- [STATED TASK]: Select from the records below every line that has the word "much" in it.
-- start of GIVEN RECORDS --
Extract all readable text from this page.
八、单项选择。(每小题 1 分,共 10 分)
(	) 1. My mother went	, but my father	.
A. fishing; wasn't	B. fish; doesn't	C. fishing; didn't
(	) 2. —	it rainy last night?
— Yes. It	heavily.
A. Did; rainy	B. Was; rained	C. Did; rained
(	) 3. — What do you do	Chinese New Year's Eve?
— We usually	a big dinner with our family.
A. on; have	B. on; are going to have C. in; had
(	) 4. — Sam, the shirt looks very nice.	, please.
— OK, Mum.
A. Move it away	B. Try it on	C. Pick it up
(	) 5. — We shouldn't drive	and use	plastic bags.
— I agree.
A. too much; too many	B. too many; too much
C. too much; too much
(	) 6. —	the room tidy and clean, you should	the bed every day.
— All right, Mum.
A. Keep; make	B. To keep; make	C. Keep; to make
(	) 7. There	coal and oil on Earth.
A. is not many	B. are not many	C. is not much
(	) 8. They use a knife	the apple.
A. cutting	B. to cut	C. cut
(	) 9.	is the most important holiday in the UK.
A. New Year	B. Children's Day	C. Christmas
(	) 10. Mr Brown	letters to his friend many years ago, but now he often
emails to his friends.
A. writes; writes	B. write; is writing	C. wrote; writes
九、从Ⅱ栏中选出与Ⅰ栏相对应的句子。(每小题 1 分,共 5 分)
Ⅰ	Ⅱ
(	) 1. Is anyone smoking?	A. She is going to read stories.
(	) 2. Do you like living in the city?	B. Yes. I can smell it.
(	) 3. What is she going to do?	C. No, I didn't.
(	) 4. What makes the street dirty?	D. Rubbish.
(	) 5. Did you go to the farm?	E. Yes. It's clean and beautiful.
-- end of GIVEN RECORDS --
- [OUTPUT OF THE EXERCISE]:
A. too much; too many	B. too many; too much
C. too much; too much
A. is not many	B. are not many	C. is not much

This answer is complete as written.